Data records
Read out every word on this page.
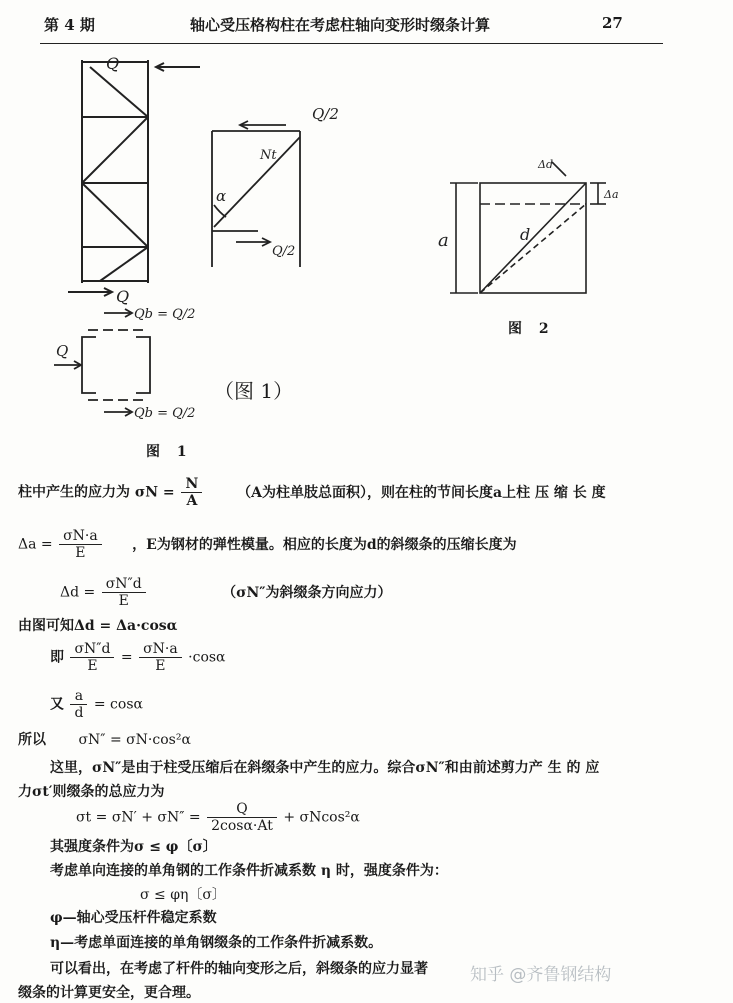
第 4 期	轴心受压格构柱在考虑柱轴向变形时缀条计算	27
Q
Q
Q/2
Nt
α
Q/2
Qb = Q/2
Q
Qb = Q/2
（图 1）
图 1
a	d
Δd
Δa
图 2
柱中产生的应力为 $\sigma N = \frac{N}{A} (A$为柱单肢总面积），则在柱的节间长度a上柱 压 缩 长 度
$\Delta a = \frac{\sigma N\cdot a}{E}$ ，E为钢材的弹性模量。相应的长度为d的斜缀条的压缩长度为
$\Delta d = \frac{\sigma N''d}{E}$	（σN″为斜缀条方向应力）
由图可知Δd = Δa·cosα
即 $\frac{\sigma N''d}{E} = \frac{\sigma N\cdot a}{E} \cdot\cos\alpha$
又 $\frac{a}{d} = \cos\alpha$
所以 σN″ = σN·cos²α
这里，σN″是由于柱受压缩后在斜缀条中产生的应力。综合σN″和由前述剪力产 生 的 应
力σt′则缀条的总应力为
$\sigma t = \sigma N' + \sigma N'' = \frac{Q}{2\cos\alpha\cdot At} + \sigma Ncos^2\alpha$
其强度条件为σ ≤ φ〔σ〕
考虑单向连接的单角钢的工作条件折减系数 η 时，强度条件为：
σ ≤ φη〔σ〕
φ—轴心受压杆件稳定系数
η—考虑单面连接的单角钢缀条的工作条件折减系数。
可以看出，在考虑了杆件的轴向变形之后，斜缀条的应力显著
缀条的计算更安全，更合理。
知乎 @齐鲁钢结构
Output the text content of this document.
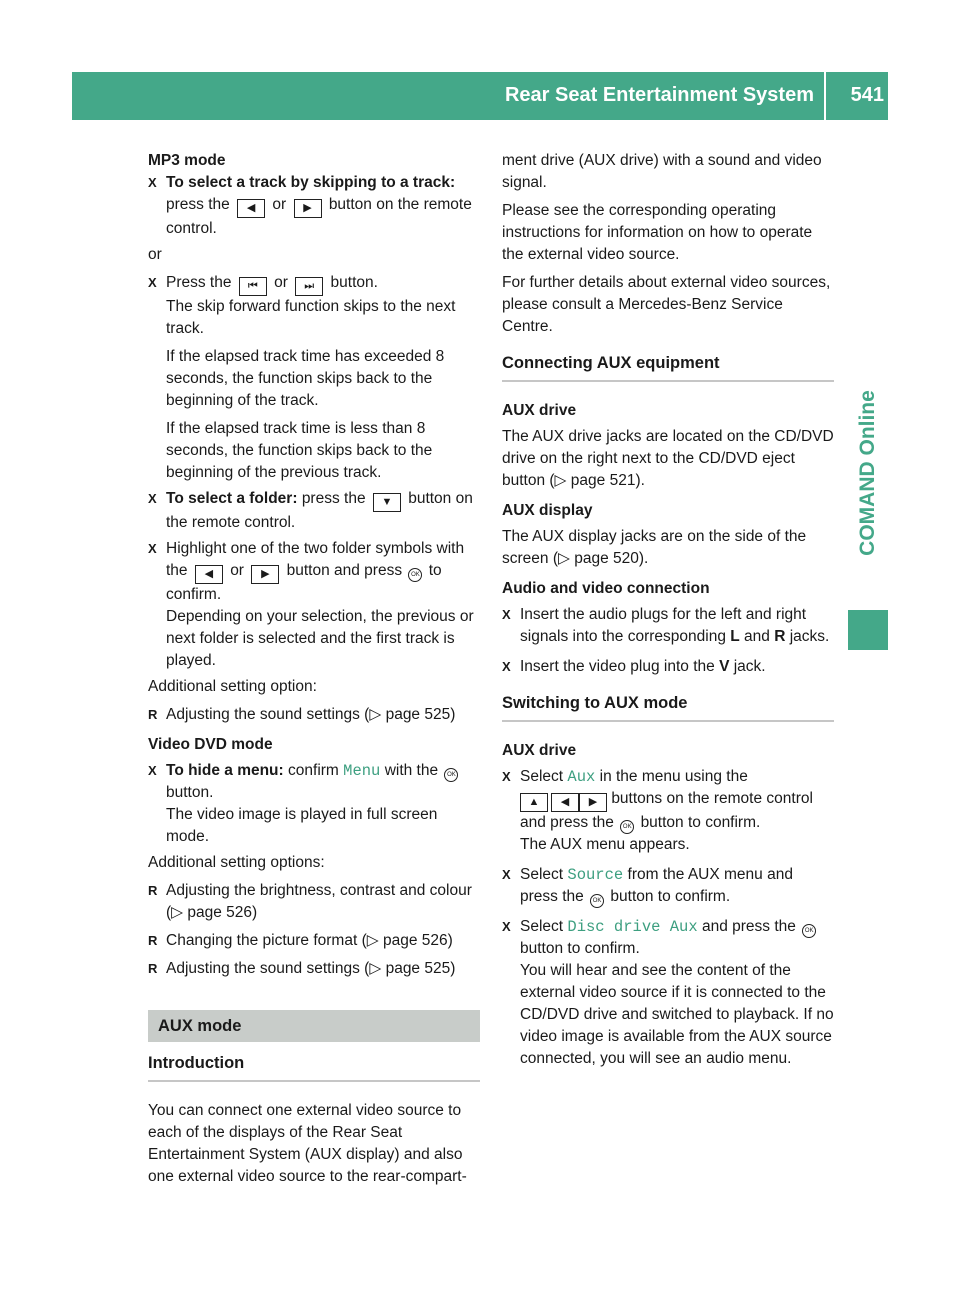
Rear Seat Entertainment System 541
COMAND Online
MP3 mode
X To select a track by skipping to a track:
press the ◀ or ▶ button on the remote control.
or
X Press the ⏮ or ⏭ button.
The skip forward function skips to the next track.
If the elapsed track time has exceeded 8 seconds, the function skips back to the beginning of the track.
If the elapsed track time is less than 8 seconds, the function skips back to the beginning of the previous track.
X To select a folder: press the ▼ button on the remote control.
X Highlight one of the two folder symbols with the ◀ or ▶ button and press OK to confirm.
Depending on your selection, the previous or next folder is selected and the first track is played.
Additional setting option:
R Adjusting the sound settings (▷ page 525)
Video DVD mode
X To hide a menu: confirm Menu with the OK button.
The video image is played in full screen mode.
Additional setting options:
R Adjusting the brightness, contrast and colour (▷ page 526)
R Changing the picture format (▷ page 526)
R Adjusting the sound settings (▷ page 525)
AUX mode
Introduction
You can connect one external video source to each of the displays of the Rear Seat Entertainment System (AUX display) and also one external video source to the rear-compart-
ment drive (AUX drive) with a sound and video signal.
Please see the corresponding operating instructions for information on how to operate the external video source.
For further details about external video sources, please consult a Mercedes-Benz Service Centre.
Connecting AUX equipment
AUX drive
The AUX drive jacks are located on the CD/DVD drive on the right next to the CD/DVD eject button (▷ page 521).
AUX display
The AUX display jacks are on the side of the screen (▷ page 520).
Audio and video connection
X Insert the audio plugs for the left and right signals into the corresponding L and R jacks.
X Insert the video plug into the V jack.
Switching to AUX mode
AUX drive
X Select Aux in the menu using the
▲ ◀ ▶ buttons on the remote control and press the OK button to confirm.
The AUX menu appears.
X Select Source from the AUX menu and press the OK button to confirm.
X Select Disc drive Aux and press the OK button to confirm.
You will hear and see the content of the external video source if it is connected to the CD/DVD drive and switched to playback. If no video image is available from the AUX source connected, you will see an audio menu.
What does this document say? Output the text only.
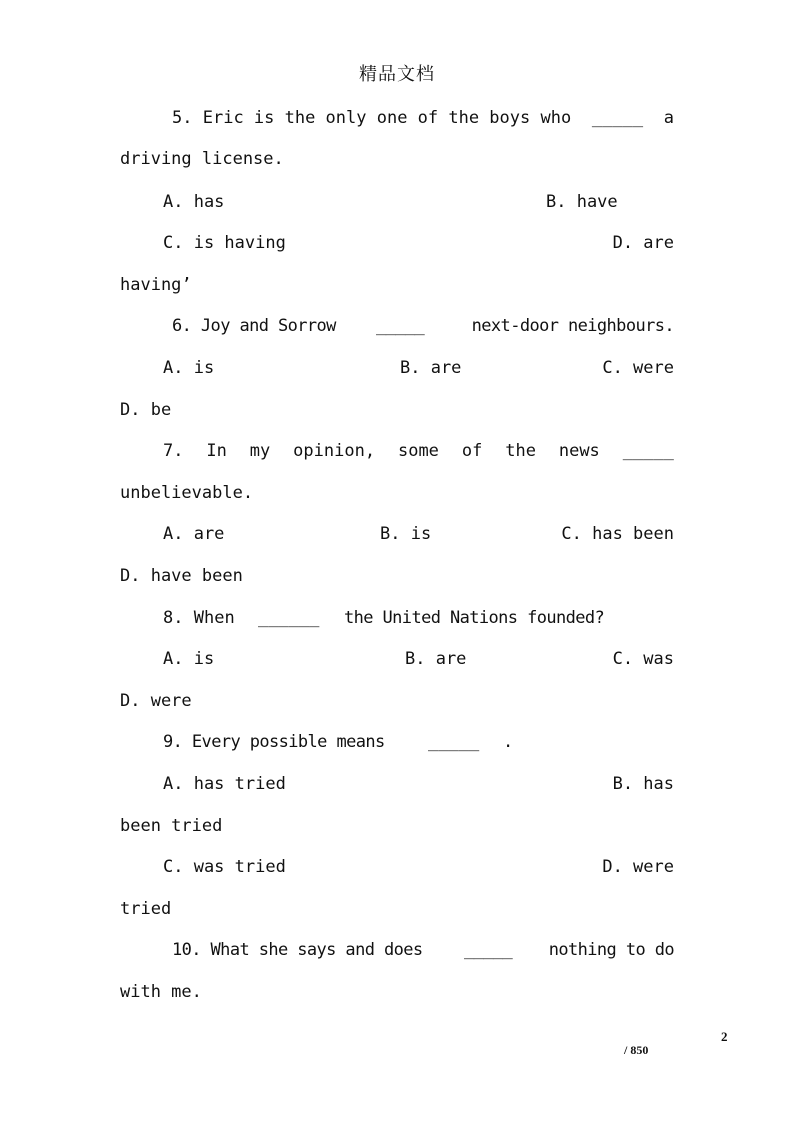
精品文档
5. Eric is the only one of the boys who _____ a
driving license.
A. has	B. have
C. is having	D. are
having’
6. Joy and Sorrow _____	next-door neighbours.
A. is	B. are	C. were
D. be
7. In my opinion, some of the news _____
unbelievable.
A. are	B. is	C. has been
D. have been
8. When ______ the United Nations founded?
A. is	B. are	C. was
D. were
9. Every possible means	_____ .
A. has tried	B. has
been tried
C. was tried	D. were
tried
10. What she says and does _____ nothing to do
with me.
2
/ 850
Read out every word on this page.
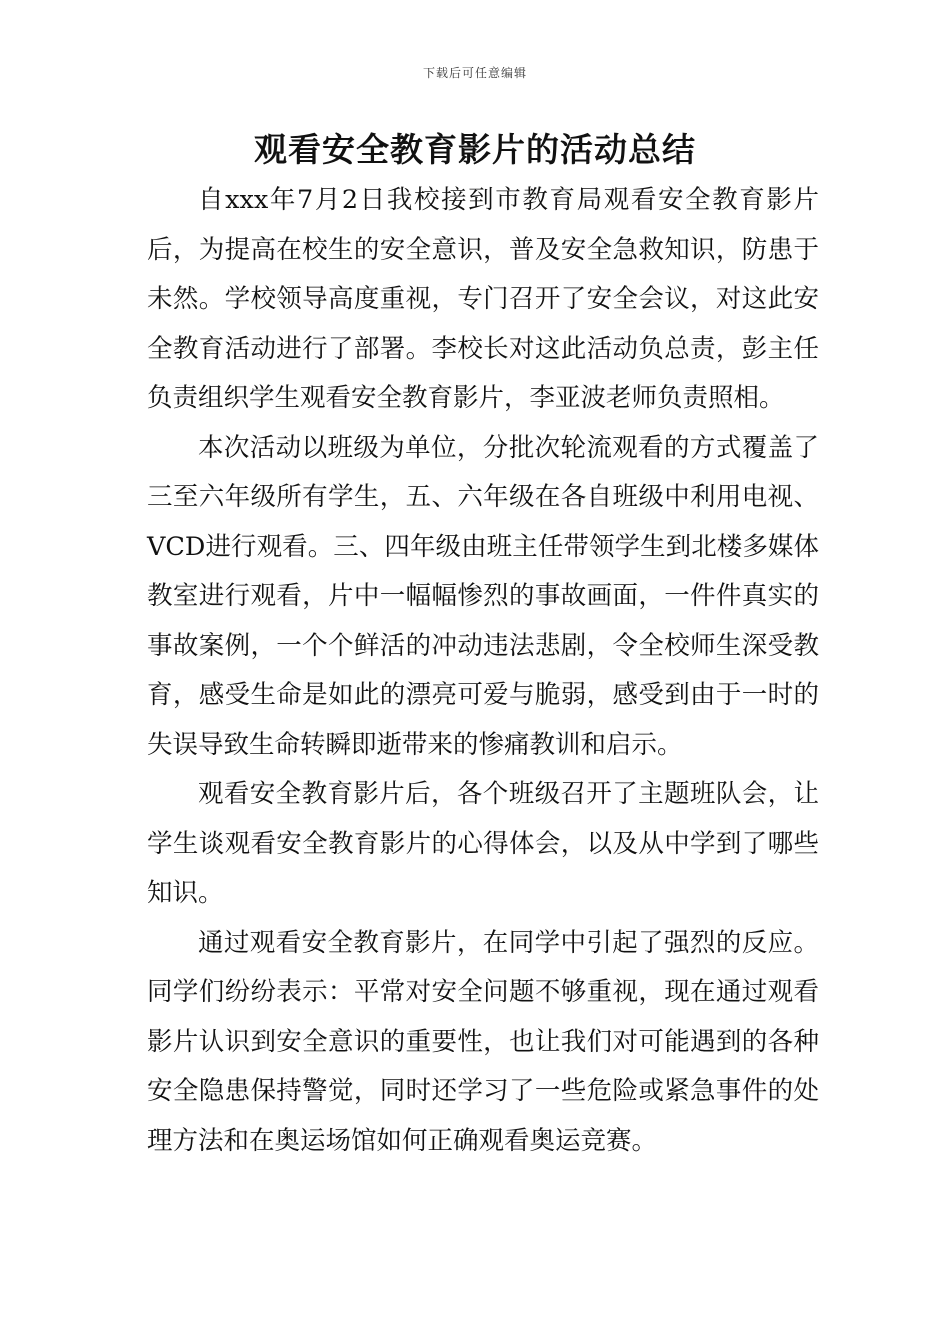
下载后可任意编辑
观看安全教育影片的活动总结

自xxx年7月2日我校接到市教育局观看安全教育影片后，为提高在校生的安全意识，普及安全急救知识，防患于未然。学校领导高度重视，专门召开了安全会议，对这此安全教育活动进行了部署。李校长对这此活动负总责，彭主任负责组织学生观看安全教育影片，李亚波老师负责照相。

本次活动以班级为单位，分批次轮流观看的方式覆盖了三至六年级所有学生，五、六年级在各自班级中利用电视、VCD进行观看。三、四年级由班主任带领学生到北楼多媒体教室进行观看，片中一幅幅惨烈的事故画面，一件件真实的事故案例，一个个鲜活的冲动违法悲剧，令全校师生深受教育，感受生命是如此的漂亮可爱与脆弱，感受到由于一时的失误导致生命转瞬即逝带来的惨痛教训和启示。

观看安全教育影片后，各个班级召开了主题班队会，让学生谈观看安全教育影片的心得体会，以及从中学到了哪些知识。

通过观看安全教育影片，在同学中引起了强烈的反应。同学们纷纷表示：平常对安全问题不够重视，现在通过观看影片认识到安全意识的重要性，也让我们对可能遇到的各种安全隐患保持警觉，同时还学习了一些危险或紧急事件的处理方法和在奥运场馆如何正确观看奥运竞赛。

*WHAT IS ASKED*
Pick out the lines that include the word "corresponding" and write them out.

*OUTPUT OF THE TASK*
Please see the corresponding operating instructions for information on how to operate the external video source.
X Insert the audio plugs for the left and right signals into the corresponding L and R jacks.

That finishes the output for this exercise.